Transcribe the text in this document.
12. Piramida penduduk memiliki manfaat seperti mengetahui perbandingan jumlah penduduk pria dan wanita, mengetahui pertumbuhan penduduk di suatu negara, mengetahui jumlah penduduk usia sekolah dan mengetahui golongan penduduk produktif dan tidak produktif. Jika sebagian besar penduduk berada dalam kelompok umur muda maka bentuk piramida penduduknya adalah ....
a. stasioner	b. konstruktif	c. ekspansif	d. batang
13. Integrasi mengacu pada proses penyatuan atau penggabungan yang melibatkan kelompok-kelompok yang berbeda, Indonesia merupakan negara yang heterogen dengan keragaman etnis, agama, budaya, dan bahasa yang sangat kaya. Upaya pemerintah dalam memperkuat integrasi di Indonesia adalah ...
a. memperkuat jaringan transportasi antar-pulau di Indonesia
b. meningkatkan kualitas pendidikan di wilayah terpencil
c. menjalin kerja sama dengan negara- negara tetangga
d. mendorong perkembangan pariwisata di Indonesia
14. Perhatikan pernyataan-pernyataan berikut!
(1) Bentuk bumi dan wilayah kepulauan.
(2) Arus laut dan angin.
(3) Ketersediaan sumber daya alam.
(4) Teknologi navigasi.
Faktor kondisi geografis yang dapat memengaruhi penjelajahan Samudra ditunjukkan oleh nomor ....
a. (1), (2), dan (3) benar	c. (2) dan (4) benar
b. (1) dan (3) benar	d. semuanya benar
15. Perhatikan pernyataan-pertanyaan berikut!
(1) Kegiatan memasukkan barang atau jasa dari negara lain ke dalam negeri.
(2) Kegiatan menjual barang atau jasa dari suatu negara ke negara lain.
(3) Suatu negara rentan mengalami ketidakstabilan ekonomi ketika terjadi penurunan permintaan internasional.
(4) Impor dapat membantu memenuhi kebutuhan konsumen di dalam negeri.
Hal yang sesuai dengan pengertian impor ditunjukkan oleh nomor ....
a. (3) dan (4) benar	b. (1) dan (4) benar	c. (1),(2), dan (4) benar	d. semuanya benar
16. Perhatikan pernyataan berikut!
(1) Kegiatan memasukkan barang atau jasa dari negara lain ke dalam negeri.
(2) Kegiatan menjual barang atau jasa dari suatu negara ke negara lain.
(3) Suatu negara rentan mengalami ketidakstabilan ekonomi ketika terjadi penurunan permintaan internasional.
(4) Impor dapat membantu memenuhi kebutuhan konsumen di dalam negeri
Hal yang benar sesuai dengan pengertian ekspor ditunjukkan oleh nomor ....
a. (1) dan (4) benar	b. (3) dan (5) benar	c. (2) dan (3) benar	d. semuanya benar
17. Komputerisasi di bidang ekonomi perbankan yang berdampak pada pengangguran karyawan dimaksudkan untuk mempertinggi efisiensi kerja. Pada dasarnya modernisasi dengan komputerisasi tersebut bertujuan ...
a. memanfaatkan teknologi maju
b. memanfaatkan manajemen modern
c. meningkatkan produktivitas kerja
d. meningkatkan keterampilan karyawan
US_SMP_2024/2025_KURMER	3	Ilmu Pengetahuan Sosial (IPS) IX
==*==
Output each record precisely as given.

**Output below**
Transcribe the text in this document.
12. Piramida penduduk memiliki manfaat seperti mengetahui perbandingan jumlah penduduk pria dan wanita, mengetahui pertumbuhan penduduk di suatu negara, mengetahui jumlah penduduk usia sekolah dan mengetahui golongan penduduk produktif dan tidak produktif. Jika sebagian besar penduduk berada dalam kelompok umur muda maka bentuk piramida penduduknya adalah ....
a. stasioner	b. konstruktif	c. ekspansif	d. batang
13. Integrasi mengacu pada proses penyatuan atau penggabungan yang melibatkan kelompok-kelompok yang berbeda, Indonesia merupakan negara yang heterogen dengan keragaman etnis, agama, budaya, dan bahasa yang sangat kaya. Upaya pemerintah dalam memperkuat integrasi di Indonesia adalah ...
a. memperkuat jaringan transportasi antar-pulau di Indonesia
b. meningkatkan kualitas pendidikan di wilayah terpencil
c. menjalin kerja sama dengan negara- negara tetangga
d. mendorong perkembangan pariwisata di Indonesia
14. Perhatikan pernyataan-pernyataan berikut!
(1) Bentuk bumi dan wilayah kepulauan.
(2) Arus laut dan angin.
(3) Ketersediaan sumber daya alam.
(4) Teknologi navigasi.
Faktor kondisi geografis yang dapat memengaruhi penjelajahan Samudra ditunjukkan oleh nomor ....
a. (1), (2), dan (3) benar	c. (2) dan (4) benar
b. (1) dan (3) benar	d. semuanya benar
15. Perhatikan pernyataan-pertanyaan berikut!
(1) Kegiatan memasukkan barang atau jasa dari negara lain ke dalam negeri.
(2) Kegiatan menjual barang atau jasa dari suatu negara ke negara lain.
(3) Suatu negara rentan mengalami ketidakstabilan ekonomi ketika terjadi penurunan permintaan internasional.
(4) Impor dapat membantu memenuhi kebutuhan konsumen di dalam negeri.
Hal yang sesuai dengan pengertian impor ditunjukkan oleh nomor ....
a. (3) dan (4) benar	b. (1) dan (4) benar	c. (1),(2), dan (4) benar	d. semuanya benar
16. Perhatikan pernyataan berikut!
(1) Kegiatan memasukkan barang atau jasa dari negara lain ke dalam negeri.
(2) Kegiatan menjual barang atau jasa dari suatu negara ke negara lain.
(3) Suatu negara rentan mengalami ketidakstabilan ekonomi ketika terjadi penurunan permintaan internasional.
(4) Impor dapat membantu memenuhi kebutuhan konsumen di dalam negeri
Hal yang benar sesuai dengan pengertian ekspor ditunjukkan oleh nomor ....
a. (1) dan (4) benar	b. (3) dan (5) benar	c. (2) dan (3) benar	d. semuanya benar
17. Komputerisasi di bidang ekonomi perbankan yang berdampak pada pengangguran karyawan dimaksudkan untuk mempertinggi efisiensi kerja. Pada dasarnya modernisasi dengan komputerisasi tersebut bertujuan ...
a. memanfaatkan teknologi maju
b. memanfaatkan manajemen modern
c. meningkatkan produktivitas kerja
d. meningkatkan keterampilan karyawan
US_SMP_2024/2025_KURMER	3	Ilmu Pengetahuan Sosial (IPS) IX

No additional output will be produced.